** Begin ENTRIES SUPPLIED **

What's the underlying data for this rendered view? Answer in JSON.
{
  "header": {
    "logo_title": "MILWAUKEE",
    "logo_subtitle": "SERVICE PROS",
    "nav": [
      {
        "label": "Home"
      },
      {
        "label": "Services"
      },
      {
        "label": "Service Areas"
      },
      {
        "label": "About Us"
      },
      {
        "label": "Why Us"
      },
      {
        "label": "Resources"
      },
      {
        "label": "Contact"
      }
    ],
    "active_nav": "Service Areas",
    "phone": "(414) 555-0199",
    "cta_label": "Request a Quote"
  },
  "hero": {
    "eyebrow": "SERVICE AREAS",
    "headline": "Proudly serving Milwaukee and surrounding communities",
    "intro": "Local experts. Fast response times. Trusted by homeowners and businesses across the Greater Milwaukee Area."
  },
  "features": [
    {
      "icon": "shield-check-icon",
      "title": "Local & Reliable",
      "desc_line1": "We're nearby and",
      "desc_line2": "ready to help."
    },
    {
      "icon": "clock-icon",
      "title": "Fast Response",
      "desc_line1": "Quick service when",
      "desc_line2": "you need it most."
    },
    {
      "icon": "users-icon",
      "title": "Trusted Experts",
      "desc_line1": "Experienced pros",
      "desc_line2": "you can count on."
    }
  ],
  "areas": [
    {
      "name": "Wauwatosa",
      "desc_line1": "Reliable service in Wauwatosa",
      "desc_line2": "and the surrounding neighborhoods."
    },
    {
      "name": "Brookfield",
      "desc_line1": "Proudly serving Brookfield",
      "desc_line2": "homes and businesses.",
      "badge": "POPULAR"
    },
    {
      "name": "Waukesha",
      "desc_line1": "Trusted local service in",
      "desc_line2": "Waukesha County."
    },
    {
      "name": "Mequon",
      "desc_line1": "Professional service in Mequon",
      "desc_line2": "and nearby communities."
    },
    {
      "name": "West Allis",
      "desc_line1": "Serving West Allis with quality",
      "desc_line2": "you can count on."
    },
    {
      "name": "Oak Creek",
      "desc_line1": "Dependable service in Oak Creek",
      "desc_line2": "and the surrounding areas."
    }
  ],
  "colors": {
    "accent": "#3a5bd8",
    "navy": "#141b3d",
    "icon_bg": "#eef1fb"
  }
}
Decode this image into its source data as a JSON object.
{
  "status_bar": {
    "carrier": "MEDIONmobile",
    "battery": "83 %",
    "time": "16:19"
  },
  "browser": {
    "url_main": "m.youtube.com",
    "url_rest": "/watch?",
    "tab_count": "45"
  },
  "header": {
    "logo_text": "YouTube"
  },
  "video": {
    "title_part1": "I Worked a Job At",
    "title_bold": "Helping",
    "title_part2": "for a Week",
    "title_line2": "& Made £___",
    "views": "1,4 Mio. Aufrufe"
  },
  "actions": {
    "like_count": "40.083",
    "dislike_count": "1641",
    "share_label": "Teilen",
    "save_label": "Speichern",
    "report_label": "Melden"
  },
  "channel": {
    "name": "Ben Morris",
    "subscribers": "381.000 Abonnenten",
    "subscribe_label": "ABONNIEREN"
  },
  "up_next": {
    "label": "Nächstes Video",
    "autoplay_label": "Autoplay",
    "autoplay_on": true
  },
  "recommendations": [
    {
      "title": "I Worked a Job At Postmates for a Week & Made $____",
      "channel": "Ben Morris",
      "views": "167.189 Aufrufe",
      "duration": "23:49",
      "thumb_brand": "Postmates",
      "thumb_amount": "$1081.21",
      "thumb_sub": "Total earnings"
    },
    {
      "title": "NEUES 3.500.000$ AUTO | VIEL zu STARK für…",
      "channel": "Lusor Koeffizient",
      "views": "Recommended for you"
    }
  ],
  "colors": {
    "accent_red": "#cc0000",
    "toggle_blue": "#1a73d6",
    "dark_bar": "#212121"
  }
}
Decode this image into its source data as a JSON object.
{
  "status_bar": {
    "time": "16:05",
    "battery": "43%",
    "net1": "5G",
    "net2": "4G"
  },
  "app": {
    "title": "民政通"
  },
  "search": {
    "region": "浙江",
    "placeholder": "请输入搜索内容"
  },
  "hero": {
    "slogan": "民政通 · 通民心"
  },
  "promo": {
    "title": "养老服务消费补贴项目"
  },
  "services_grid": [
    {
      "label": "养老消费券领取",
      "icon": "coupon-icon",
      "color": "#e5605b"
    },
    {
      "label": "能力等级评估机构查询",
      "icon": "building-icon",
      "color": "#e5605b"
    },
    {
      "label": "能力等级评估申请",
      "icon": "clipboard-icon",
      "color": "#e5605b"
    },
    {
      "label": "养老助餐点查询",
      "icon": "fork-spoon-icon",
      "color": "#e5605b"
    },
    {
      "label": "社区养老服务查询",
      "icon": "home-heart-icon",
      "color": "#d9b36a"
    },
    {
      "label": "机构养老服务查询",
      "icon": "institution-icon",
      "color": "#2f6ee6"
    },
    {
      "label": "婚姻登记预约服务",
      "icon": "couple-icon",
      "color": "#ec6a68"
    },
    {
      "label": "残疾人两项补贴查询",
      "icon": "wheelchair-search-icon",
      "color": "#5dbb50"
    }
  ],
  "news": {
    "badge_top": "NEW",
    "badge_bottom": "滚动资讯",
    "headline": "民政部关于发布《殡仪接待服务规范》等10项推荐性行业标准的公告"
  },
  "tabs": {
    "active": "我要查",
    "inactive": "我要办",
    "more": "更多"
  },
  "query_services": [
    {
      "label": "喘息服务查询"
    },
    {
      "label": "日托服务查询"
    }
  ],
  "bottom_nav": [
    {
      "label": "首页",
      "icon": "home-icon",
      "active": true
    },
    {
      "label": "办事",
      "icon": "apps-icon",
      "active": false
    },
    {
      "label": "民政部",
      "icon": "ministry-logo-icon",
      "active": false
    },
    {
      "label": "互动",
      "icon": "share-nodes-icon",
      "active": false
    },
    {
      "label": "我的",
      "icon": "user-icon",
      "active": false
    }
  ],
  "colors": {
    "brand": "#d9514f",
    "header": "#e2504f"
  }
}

** End ENTRIES SUPPLIED **

— REQUIRED WORK —
Copy each line above containing the string "Waukesha".

— FINISHED TASK —
      "name": "Waukesha",
      "desc_line2": "Waukesha County."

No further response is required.